Task instructions
[1] In the forum thread on the Hoyt Raptor Carbonite, what type of riser did the bow bought new in '97 have?
[2] Reproduce the part of the Hoyt Raptor thread between "## Jim Pruitte" and "deer with it.", inclusive.

Provided passage
▬▬▬▬▬▬

# Hoyt Raptor Carbonite



## Jim Pruitte (May 27, 2002)

If you are considering putting those limbs and cams on a machined riser that can be done, but the problem would most likly be the limb pockets. I don't think the ones on the Raptor would fit on the machined risers that Hoyt had at the time.


----------



## jcs-bowhunter (Jul 7, 2007)

I bought a new one in '97 with master cams. It had a cast riser and the 1/2" carbonite limbs. I believe the limb pockets, limbs and cams were identical to the same vintage machined riser bows (tenacity, oasis, stratus, alpha tec, ect). Some of the bows had a powerflex non laminated split limb setup and others had a solid limb setup. I'm sure Hoyt still has all the data on their published tune charts. 

Killed several deer with it.

Good Luck!


----------



## theloghouser (Aug 16, 2002)

*brand new pr of split Limbs*

still in Plastic (carbonite)


----------



## compundhunter04 (Mar 26, 2011)

▬▬▬▬▬▬

Information supplied
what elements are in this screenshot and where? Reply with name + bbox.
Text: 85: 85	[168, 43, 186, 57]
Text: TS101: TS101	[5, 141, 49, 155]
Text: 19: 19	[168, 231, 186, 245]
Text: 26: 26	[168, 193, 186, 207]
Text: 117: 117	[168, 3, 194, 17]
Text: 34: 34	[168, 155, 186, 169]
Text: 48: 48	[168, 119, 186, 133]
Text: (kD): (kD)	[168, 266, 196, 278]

▬▬▬▬▬▬

Answer set
[1] A cast riser.

[2]
## Jim Pruitte (May 27, 2002)

If you are considering putting those limbs and cams on a machined riser that can be done, but the problem would most likly be the limb pockets. I don't think the ones on the Raptor would fit on the machined risers that Hoyt had at the time.


----------



## jcs-bowhunter (Jul 7, 2007)

I bought a new one in '97 with master cams. It had a cast riser and the 1/2" carbonite limbs. I believe the limb pockets, limbs and cams were identical to the same vintage machined riser bows (tenacity, oasis, stratus, alpha tec, ect). Some of the bows had a powerflex non laminated split limb setup and others had a solid limb setup. I'm sure Hoyt still has all the data on their published tune charts. 

Killed several deer with it.